## Items listed in a dataset
---------------

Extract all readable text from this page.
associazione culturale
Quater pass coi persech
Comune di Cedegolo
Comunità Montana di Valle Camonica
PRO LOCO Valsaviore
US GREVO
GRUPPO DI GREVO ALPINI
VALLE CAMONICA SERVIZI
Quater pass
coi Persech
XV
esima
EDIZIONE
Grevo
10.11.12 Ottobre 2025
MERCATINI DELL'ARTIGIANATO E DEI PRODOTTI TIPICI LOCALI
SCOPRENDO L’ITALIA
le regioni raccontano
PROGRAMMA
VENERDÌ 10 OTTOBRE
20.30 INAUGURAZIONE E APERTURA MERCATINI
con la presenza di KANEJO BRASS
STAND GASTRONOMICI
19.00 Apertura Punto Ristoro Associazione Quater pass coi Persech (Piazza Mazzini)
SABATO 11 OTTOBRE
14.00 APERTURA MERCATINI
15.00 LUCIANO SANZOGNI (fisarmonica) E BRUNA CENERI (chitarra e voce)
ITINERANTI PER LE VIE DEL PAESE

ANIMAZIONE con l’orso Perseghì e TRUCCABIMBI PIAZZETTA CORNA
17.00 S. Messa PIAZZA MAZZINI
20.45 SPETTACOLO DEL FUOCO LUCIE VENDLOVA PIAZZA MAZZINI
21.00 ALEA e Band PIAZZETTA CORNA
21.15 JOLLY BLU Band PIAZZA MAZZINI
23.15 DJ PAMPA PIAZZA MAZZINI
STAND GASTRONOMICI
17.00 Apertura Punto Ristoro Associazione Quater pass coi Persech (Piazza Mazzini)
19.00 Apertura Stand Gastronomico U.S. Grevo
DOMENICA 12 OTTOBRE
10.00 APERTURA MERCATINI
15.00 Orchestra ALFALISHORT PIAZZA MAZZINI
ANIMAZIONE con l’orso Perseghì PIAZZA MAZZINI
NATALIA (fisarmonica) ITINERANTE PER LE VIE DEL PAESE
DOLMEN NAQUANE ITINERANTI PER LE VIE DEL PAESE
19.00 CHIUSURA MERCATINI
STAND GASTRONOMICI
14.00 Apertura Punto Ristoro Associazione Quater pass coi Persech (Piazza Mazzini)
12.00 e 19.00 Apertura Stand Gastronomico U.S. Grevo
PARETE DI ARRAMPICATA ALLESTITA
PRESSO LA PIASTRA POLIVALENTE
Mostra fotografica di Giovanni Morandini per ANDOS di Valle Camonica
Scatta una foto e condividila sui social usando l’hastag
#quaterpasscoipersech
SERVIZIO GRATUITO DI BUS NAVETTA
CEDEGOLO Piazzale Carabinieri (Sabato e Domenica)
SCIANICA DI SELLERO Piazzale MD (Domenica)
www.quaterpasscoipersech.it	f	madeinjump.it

---------------

## TASK OBJECTIVE
Write out all the lines again, exactly as they are.

## ANSWER IN FULL
Extract all readable text from this page.
associazione culturale
Quater pass coi persech
Comune di Cedegolo
Comunità Montana di Valle Camonica
PRO LOCO Valsaviore
US GREVO
GRUPPO DI GREVO ALPINI
VALLE CAMONICA SERVIZI
Quater pass
coi Persech
XV
esima
EDIZIONE
Grevo
10.11.12 Ottobre 2025
MERCATINI DELL'ARTIGIANATO E DEI PRODOTTI TIPICI LOCALI
SCOPRENDO L’ITALIA
le regioni raccontano
PROGRAMMA
VENERDÌ 10 OTTOBRE
20.30 INAUGURAZIONE E APERTURA MERCATINI
con la presenza di KANEJO BRASS
STAND GASTRONOMICI
19.00 Apertura Punto Ristoro Associazione Quater pass coi Persech (Piazza Mazzini)
SABATO 11 OTTOBRE
14.00 APERTURA MERCATINI
15.00 LUCIANO SANZOGNI (fisarmonica) E BRUNA CENERI (chitarra e voce)
ITINERANTI PER LE VIE DEL PAESE

ANIMAZIONE con l’orso Perseghì e TRUCCABIMBI PIAZZETTA CORNA
17.00 S. Messa PIAZZA MAZZINI
20.45 SPETTACOLO DEL FUOCO LUCIE VENDLOVA PIAZZA MAZZINI
21.00 ALEA e Band PIAZZETTA CORNA
21.15 JOLLY BLU Band PIAZZA MAZZINI
23.15 DJ PAMPA PIAZZA MAZZINI
STAND GASTRONOMICI
17.00 Apertura Punto Ristoro Associazione Quater pass coi Persech (Piazza Mazzini)
19.00 Apertura Stand Gastronomico U.S. Grevo
DOMENICA 12 OTTOBRE
10.00 APERTURA MERCATINI
15.00 Orchestra ALFALISHORT PIAZZA MAZZINI
ANIMAZIONE con l’orso Perseghì PIAZZA MAZZINI
NATALIA (fisarmonica) ITINERANTE PER LE VIE DEL PAESE
DOLMEN NAQUANE ITINERANTI PER LE VIE DEL PAESE
19.00 CHIUSURA MERCATINI
STAND GASTRONOMICI
14.00 Apertura Punto Ristoro Associazione Quater pass coi Persech (Piazza Mazzini)
12.00 e 19.00 Apertura Stand Gastronomico U.S. Grevo
PARETE DI ARRAMPICATA ALLESTITA
PRESSO LA PIASTRA POLIVALENTE
Mostra fotografica di Giovanni Morandini per ANDOS di Valle Camonica
Scatta una foto e condividila sui social usando l’hastag
#quaterpasscoipersech
SERVIZIO GRATUITO DI BUS NAVETTA
CEDEGOLO Piazzale Carabinieri (Sabato e Domenica)
SCIANICA DI SELLERO Piazzale MD (Domenica)
www.quaterpasscoipersech.it	f	madeinjump.it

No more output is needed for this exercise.